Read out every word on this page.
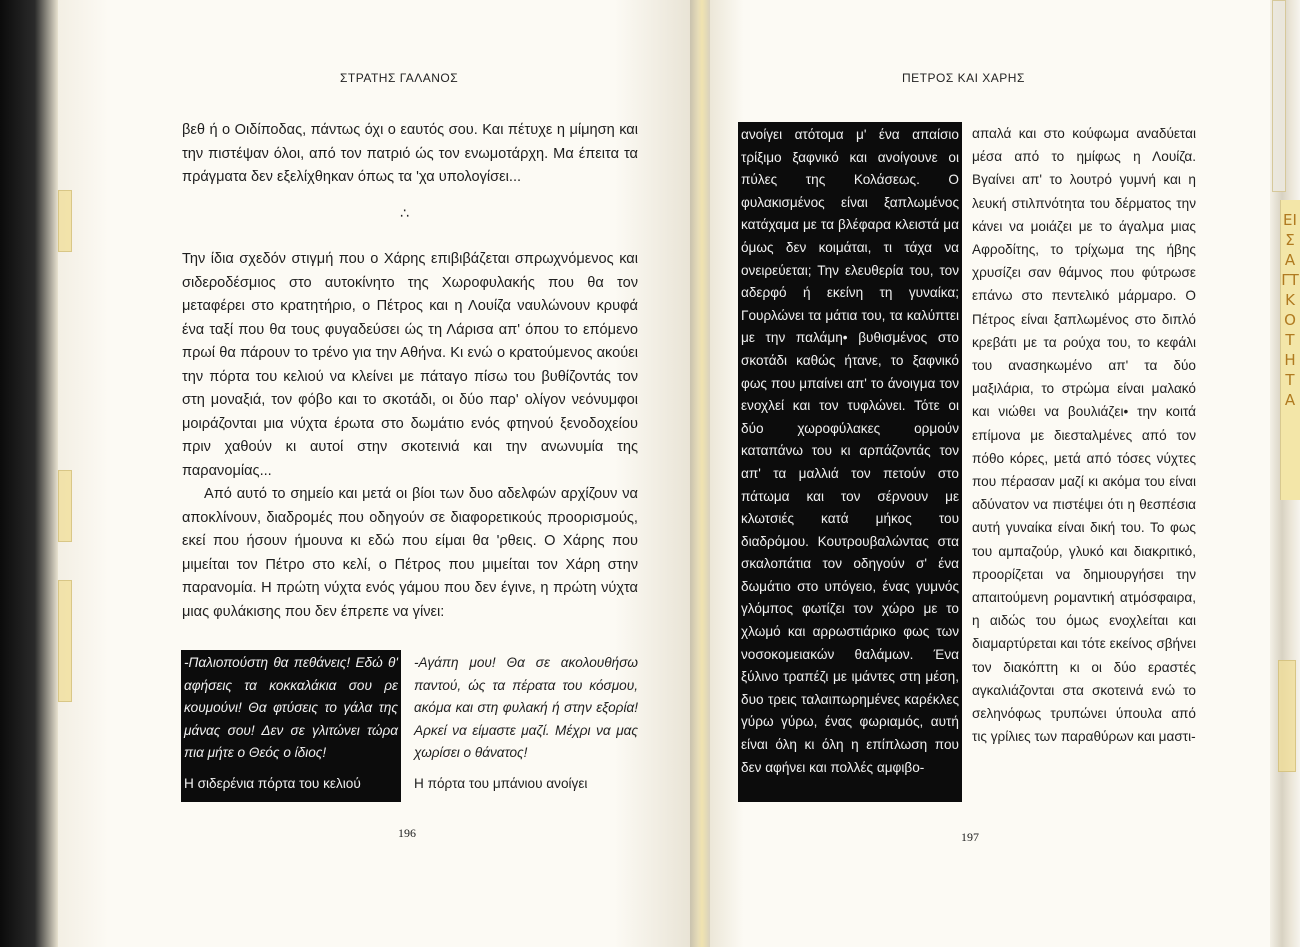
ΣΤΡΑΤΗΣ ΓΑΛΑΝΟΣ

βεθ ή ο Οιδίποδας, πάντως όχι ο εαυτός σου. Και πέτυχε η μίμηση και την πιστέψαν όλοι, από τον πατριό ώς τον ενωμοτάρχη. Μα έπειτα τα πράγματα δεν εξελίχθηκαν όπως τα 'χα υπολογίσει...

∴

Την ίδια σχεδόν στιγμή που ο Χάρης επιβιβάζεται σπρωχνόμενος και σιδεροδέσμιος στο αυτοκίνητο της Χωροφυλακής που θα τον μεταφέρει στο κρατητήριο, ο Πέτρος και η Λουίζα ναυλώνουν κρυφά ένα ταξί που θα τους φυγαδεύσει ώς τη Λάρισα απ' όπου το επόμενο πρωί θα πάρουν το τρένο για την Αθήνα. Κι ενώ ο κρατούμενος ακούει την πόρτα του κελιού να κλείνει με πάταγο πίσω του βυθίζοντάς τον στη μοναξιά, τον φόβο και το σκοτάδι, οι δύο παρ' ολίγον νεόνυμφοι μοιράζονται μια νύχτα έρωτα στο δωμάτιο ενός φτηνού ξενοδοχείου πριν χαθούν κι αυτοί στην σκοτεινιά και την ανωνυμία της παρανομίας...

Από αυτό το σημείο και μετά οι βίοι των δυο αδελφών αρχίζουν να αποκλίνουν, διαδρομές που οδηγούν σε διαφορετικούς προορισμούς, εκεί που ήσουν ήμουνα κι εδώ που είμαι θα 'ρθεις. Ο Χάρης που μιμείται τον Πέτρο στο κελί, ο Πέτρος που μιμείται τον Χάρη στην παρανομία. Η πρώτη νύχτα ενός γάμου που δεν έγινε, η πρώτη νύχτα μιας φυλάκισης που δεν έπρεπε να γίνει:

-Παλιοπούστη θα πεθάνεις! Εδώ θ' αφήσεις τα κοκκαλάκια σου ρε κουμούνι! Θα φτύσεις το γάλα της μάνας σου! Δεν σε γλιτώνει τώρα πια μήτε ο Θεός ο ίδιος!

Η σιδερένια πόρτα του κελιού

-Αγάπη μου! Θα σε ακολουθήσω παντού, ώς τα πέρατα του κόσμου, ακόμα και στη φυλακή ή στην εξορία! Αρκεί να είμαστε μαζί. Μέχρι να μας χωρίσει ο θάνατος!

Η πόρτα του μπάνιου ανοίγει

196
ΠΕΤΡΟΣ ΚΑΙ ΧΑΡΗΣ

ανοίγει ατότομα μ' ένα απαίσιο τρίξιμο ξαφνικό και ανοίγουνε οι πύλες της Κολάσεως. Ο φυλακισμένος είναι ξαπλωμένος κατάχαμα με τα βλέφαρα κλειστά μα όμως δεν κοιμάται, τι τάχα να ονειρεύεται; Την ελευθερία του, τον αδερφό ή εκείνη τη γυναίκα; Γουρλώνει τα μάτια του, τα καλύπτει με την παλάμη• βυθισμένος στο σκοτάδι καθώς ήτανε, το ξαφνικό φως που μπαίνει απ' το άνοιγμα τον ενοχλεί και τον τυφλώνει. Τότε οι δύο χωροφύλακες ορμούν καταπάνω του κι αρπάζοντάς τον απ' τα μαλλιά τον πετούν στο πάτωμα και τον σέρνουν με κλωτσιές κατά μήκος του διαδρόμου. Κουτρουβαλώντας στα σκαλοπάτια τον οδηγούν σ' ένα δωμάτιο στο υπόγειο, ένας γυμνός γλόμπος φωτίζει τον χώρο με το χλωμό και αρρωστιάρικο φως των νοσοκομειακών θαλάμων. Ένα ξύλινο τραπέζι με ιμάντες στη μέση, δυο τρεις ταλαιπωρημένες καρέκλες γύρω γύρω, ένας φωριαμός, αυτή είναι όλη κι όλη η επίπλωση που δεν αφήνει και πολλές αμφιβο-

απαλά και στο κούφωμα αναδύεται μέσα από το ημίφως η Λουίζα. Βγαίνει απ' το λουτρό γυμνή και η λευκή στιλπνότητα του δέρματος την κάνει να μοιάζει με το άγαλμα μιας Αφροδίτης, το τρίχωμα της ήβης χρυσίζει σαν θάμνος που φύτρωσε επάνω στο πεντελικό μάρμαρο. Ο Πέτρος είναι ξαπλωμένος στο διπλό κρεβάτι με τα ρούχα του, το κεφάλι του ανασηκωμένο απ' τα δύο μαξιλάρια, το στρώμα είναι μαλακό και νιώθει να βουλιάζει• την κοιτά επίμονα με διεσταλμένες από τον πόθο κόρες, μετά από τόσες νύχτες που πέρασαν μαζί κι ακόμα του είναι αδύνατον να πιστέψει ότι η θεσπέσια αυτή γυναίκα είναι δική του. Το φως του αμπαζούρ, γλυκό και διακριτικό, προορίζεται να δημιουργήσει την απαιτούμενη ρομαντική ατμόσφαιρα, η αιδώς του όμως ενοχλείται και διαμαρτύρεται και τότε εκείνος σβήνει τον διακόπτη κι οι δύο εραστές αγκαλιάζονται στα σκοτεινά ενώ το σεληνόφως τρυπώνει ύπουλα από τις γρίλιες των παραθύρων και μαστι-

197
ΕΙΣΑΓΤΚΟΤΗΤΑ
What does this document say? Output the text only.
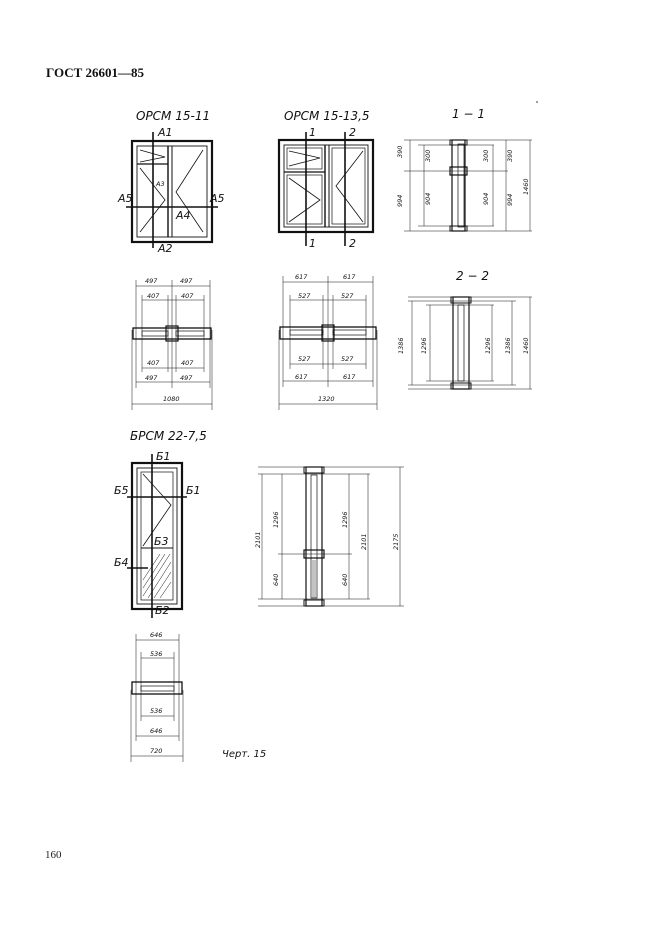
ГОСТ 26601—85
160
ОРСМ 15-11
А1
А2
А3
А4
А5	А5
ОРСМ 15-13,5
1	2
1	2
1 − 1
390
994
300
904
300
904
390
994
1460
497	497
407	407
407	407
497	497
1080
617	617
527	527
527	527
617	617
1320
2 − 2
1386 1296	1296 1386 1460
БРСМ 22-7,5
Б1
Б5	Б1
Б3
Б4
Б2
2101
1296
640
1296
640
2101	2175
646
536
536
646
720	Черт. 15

§ **Task goal**: Extract the entries in full, exactly as they are, minus the pictures.

§ **Complete response**:
Read out every word on this page.
ΣΤΡΑΤΗΣ ΓΑΛΑΝΟΣ

βεθ ή ο Οιδίποδας, πάντως όχι ο εαυτός σου. Και πέτυχε η μίμηση και την πιστέψαν όλοι, από τον πατριό ώς τον ενωμοτάρχη. Μα έπειτα τα πράγματα δεν εξελίχθηκαν όπως τα 'χα υπολογίσει...

∴

Την ίδια σχεδόν στιγμή που ο Χάρης επιβιβάζεται σπρωχνόμενος και σιδεροδέσμιος στο αυτοκίνητο της Χωροφυλακής που θα τον μεταφέρει στο κρατητήριο, ο Πέτρος και η Λουίζα ναυλώνουν κρυφά ένα ταξί που θα τους φυγαδεύσει ώς τη Λάρισα απ' όπου το επόμενο πρωί θα πάρουν το τρένο για την Αθήνα. Κι ενώ ο κρατούμενος ακούει την πόρτα του κελιού να κλείνει με πάταγο πίσω του βυθίζοντάς τον στη μοναξιά, τον φόβο και το σκοτάδι, οι δύο παρ' ολίγον νεόνυμφοι μοιράζονται μια νύχτα έρωτα στο δωμάτιο ενός φτηνού ξενοδοχείου πριν χαθούν κι αυτοί στην σκοτεινιά και την ανωνυμία της παρανομίας...

Από αυτό το σημείο και μετά οι βίοι των δυο αδελφών αρχίζουν να αποκλίνουν, διαδρομές που οδηγούν σε διαφορετικούς προορισμούς, εκεί που ήσουν ήμουνα κι εδώ που είμαι θα 'ρθεις. Ο Χάρης που μιμείται τον Πέτρο στο κελί, ο Πέτρος που μιμείται τον Χάρη στην παρανομία. Η πρώτη νύχτα ενός γάμου που δεν έγινε, η πρώτη νύχτα μιας φυλάκισης που δεν έπρεπε να γίνει:

-Παλιοπούστη θα πεθάνεις! Εδώ θ' αφήσεις τα κοκκαλάκια σου ρε κουμούνι! Θα φτύσεις το γάλα της μάνας σου! Δεν σε γλιτώνει τώρα πια μήτε ο Θεός ο ίδιος!

Η σιδερένια πόρτα του κελιού

-Αγάπη μου! Θα σε ακολουθήσω παντού, ώς τα πέρατα του κόσμου, ακόμα και στη φυλακή ή στην εξορία! Αρκεί να είμαστε μαζί. Μέχρι να μας χωρίσει ο θάνατος!

Η πόρτα του μπάνιου ανοίγει

196
ΠΕΤΡΟΣ ΚΑΙ ΧΑΡΗΣ

ανοίγει ατότομα μ' ένα απαίσιο τρίξιμο ξαφνικό και ανοίγουνε οι πύλες της Κολάσεως. Ο φυλακισμένος είναι ξαπλωμένος κατάχαμα με τα βλέφαρα κλειστά μα όμως δεν κοιμάται, τι τάχα να ονειρεύεται; Την ελευθερία του, τον αδερφό ή εκείνη τη γυναίκα; Γουρλώνει τα μάτια του, τα καλύπτει με την παλάμη• βυθισμένος στο σκοτάδι καθώς ήτανε, το ξαφνικό φως που μπαίνει απ' το άνοιγμα τον ενοχλεί και τον τυφλώνει. Τότε οι δύο χωροφύλακες ορμούν καταπάνω του κι αρπάζοντάς τον απ' τα μαλλιά τον πετούν στο πάτωμα και τον σέρνουν με κλωτσιές κατά μήκος του διαδρόμου. Κουτρουβαλώντας στα σκαλοπάτια τον οδηγούν σ' ένα δωμάτιο στο υπόγειο, ένας γυμνός γλόμπος φωτίζει τον χώρο με το χλωμό και αρρωστιάρικο φως των νοσοκομειακών θαλάμων. Ένα ξύλινο τραπέζι με ιμάντες στη μέση, δυο τρεις ταλαιπωρημένες καρέκλες γύρω γύρω, ένας φωριαμός, αυτή είναι όλη κι όλη η επίπλωση που δεν αφήνει και πολλές αμφιβο-

απαλά και στο κούφωμα αναδύεται μέσα από το ημίφως η Λουίζα. Βγαίνει απ' το λουτρό γυμνή και η λευκή στιλπνότητα του δέρματος την κάνει να μοιάζει με το άγαλμα μιας Αφροδίτης, το τρίχωμα της ήβης χρυσίζει σαν θάμνος που φύτρωσε επάνω στο πεντελικό μάρμαρο. Ο Πέτρος είναι ξαπλωμένος στο διπλό κρεβάτι με τα ρούχα του, το κεφάλι του ανασηκωμένο απ' τα δύο μαξιλάρια, το στρώμα είναι μαλακό και νιώθει να βουλιάζει• την κοιτά επίμονα με διεσταλμένες από τον πόθο κόρες, μετά από τόσες νύχτες που πέρασαν μαζί κι ακόμα του είναι αδύνατον να πιστέψει ότι η θεσπέσια αυτή γυναίκα είναι δική του. Το φως του αμπαζούρ, γλυκό και διακριτικό, προορίζεται να δημιουργήσει την απαιτούμενη ρομαντική ατμόσφαιρα, η αιδώς του όμως ενοχλείται και διαμαρτύρεται και τότε εκείνος σβήνει τον διακόπτη κι οι δύο εραστές αγκαλιάζονται στα σκοτεινά ενώ το σεληνόφως τρυπώνει ύπουλα από τις γρίλιες των παραθύρων και μαστι-

197
ΕΙΣΑΓΤΚΟΤΗΤΑ
What does this document say? Output the text only.
ГОСТ 26601—85
160
ОРСМ 15-11
А1
А2
А3
А4
А5	А5
ОРСМ 15-13,5
1	2
1	2
1 − 1
390
994
300
904
300
904
390
994
1460
497	497
407	407
407	407
497	497
1080
617	617
527	527
527	527
617	617
1320
2 − 2
1386 1296	1296 1386 1460
БРСМ 22-7,5
Б1
Б5	Б1
Б3
Б4
Б2
2101
1296
640
1296
640
2101	2175
646
536
536
646
720	Черт. 15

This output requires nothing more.